(What is being asked)
Reproduce the listing below character for character; drop every image.

☆ ☆ ☆ ☆

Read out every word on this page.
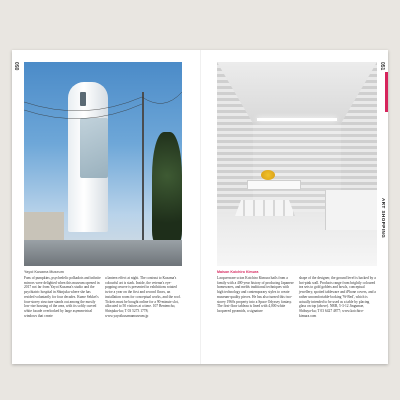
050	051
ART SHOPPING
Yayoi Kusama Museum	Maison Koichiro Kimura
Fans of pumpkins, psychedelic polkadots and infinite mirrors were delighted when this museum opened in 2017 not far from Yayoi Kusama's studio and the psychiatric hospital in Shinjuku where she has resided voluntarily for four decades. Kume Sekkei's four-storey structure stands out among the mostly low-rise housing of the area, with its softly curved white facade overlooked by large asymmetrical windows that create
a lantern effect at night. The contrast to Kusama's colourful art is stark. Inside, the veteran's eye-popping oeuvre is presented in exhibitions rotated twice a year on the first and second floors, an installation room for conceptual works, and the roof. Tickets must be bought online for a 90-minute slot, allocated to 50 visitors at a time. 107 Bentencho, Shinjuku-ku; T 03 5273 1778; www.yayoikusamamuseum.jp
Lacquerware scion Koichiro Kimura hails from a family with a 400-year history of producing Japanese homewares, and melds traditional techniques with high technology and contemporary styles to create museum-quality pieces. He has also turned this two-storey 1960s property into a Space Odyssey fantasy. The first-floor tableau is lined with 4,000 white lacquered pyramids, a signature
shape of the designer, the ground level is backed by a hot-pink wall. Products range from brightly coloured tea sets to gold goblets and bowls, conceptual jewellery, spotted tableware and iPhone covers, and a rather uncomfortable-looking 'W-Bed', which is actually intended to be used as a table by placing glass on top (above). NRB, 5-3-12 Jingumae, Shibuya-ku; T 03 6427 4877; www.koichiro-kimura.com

☆ ☆ ☆ ☆

(Reply)
Read out every word on this page.
050	051
ART SHOPPING
Yayoi Kusama Museum	Maison Koichiro Kimura
Fans of pumpkins, psychedelic polkadots and infinite mirrors were delighted when this museum opened in 2017 not far from Yayoi Kusama's studio and the psychiatric hospital in Shinjuku where she has resided voluntarily for four decades. Kume Sekkei's four-storey structure stands out among the mostly low-rise housing of the area, with its softly curved white facade overlooked by large asymmetrical windows that create
a lantern effect at night. The contrast to Kusama's colourful art is stark. Inside, the veteran's eye-popping oeuvre is presented in exhibitions rotated twice a year on the first and second floors, an installation room for conceptual works, and the roof. Tickets must be bought online for a 90-minute slot, allocated to 50 visitors at a time. 107 Bentencho, Shinjuku-ku; T 03 5273 1778; www.yayoikusamamuseum.jp
Lacquerware scion Koichiro Kimura hails from a family with a 400-year history of producing Japanese homewares, and melds traditional techniques with high technology and contemporary styles to create museum-quality pieces. He has also turned this two-storey 1960s property into a Space Odyssey fantasy. The first-floor tableau is lined with 4,000 white lacquered pyramids, a signature
shape of the designer, the ground level is backed by a hot-pink wall. Products range from brightly coloured tea sets to gold goblets and bowls, conceptual jewellery, spotted tableware and iPhone covers, and a rather uncomfortable-looking 'W-Bed', which is actually intended to be used as a table by placing glass on top (above). NRB, 5-3-12 Jingumae, Shibuya-ku; T 03 6427 4877; www.koichiro-kimura.com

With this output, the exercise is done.